= WHAT YOU WILL DO =
Set out every line of the records below as a Markdown table with two columns, No. and Text. Put the row number in No. and the line itself in Text, and leave out any blank lines.

>> start

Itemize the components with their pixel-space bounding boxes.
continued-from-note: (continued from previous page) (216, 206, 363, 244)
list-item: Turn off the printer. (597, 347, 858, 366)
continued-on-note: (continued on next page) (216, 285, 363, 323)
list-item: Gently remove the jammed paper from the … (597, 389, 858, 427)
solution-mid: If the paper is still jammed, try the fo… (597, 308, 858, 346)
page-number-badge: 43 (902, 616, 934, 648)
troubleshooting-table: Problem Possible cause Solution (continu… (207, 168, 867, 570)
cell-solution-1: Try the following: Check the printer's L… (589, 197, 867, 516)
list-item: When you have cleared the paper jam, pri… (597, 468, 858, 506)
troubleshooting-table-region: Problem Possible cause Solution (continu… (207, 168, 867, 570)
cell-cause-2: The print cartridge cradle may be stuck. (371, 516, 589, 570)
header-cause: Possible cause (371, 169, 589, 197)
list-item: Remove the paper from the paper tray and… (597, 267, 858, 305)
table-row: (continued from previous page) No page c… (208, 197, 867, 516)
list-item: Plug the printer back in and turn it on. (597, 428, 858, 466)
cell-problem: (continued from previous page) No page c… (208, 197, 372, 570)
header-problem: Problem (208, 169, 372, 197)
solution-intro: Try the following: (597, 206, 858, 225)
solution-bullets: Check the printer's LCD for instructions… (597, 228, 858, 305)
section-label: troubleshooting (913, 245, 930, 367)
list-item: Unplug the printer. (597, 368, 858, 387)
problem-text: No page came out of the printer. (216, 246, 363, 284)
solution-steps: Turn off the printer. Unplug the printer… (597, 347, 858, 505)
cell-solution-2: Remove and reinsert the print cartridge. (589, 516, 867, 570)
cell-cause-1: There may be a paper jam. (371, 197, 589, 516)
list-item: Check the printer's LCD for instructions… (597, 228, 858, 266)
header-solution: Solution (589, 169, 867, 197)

>> end

= COMPLETE OUTPUT =
| No. | Text |
|---|---|
| 1 | Itemize the components with their pixel-space bounding boxes. |
| 2 | continued-from-note: (continued from previous page) (216, 206, 363, 244) |
| 3 | list-item: Turn off the printer. (597, 347, 858, 366) |
| 4 | continued-on-note: (continued on next page) (216, 285, 363, 323) |
| 5 | list-item: Gently remove the jammed paper from the … (597, 389, 858, 427) |
| 6 | solution-mid: If the paper is still jammed, try the fo… (597, 308, 858, 346) |
| 7 | page-number-badge: 43 (902, 616, 934, 648) |
| 8 | troubleshooting-table: Problem Possible cause Solution (continu… (207, 168, 867, 570) |
| 9 | cell-solution-1: Try the following: Check the printer's L… (589, 197, 867, 516) |
| 10 | list-item: When you have cleared the paper jam, pri… (597, 468, 858, 506) |
| 11 | troubleshooting-table-region: Problem Possible cause Solution (continu… (207, 168, 867, 570) |
| 12 | cell-cause-2: The print cartridge cradle may be stuck. (371, 516, 589, 570) |
| 13 | header-cause: Possible cause (371, 169, 589, 197) |
| 14 | list-item: Remove the paper from the paper tray and… (597, 267, 858, 305) |
| 15 | table-row: (continued from previous page) No page c… (208, 197, 867, 516) |
| 16 | list-item: Plug the printer back in and turn it on. (597, 428, 858, 466) |
| 17 | cell-problem: (continued from previous page) No page c… (208, 197, 372, 570) |
| 18 | header-problem: Problem (208, 169, 372, 197) |
| 19 | solution-intro: Try the following: (597, 206, 858, 225) |
| 20 | solution-bullets: Check the printer's LCD for instructions… (597, 228, 858, 305) |
| 21 | section-label: troubleshooting (913, 245, 930, 367) |
| 22 | list-item: Unplug the printer. (597, 368, 858, 387) |
| 23 | problem-text: No page came out of the printer. (216, 246, 363, 284) |
| 24 | solution-steps: Turn off the printer. Unplug the printer… (597, 347, 858, 505) |
| 25 | cell-solution-2: Remove and reinsert the print cartridge. (589, 516, 867, 570) |
| 26 | cell-cause-1: There may be a paper jam. (371, 197, 589, 516) |
| 27 | list-item: Check the printer's LCD for instructions… (597, 228, 858, 266) |
| 28 | header-solution: Solution (589, 169, 867, 197) |